### Problem requirements
Scan the listing below for the word "Shuningdek" and state how many lines hold it. Write nothing but the number.

══ Provided material ══

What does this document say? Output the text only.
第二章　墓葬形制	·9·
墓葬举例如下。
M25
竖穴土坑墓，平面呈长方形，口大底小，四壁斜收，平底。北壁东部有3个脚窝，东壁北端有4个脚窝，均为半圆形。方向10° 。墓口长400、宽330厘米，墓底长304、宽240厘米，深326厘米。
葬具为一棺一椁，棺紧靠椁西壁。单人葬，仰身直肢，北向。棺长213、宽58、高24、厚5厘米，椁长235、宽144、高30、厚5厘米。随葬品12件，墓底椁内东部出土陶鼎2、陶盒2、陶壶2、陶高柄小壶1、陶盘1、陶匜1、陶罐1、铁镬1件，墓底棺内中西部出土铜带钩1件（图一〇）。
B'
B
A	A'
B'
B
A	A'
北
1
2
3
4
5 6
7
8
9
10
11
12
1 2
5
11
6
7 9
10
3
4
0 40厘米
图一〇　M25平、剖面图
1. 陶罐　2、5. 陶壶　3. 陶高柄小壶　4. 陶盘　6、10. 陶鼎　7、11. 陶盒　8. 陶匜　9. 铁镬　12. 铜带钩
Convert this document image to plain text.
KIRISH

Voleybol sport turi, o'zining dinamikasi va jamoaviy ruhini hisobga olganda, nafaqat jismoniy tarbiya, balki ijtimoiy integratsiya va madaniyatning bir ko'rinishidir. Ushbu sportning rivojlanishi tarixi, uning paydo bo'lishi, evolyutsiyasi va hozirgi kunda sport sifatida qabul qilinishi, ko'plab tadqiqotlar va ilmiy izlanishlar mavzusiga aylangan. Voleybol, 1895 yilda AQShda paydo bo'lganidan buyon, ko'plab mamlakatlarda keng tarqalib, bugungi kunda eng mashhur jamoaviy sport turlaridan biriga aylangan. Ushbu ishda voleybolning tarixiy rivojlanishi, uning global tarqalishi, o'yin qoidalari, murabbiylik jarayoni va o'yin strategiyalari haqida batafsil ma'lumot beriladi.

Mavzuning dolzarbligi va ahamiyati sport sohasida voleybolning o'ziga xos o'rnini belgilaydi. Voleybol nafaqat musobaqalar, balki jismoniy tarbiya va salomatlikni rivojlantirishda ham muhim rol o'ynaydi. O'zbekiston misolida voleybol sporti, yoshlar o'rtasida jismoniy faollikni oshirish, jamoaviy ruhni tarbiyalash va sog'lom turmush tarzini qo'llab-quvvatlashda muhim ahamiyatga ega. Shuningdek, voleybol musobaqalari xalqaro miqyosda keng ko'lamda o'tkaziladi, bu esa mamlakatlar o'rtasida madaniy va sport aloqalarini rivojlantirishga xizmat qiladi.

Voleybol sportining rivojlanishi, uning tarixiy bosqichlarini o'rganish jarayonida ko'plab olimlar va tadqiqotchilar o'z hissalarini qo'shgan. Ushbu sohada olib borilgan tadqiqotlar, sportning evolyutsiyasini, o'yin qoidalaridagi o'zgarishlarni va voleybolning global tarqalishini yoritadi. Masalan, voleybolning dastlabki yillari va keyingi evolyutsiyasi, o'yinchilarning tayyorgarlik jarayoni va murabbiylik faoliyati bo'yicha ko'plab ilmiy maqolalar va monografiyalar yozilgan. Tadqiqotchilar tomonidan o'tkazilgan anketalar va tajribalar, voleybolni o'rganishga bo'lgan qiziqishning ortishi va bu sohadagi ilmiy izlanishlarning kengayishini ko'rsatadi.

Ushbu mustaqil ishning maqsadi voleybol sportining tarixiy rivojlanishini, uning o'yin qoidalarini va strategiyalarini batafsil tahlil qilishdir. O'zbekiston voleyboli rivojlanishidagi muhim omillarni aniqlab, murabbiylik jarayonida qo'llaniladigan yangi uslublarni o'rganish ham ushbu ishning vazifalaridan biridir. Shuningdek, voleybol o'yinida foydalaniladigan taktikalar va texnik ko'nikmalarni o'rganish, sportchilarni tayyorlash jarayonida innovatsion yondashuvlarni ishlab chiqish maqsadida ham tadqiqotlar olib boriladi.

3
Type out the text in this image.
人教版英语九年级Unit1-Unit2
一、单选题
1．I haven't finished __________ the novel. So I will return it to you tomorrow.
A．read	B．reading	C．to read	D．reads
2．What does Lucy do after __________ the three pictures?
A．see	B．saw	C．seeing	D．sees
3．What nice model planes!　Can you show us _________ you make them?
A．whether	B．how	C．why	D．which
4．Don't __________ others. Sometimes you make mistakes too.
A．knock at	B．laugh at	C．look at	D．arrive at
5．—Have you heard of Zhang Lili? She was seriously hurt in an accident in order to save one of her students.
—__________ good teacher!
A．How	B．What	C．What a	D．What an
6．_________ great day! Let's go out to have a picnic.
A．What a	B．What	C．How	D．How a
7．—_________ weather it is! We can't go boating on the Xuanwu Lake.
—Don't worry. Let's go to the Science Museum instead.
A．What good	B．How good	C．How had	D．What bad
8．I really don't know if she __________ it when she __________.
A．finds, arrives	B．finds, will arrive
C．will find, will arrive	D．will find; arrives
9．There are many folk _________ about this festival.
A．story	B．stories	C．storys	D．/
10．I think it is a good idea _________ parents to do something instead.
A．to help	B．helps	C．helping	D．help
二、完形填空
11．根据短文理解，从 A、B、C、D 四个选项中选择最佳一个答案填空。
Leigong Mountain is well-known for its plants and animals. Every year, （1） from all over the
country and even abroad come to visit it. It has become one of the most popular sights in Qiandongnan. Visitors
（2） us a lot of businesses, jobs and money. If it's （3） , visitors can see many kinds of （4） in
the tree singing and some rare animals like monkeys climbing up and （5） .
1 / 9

═══

### Reply to the exercise
2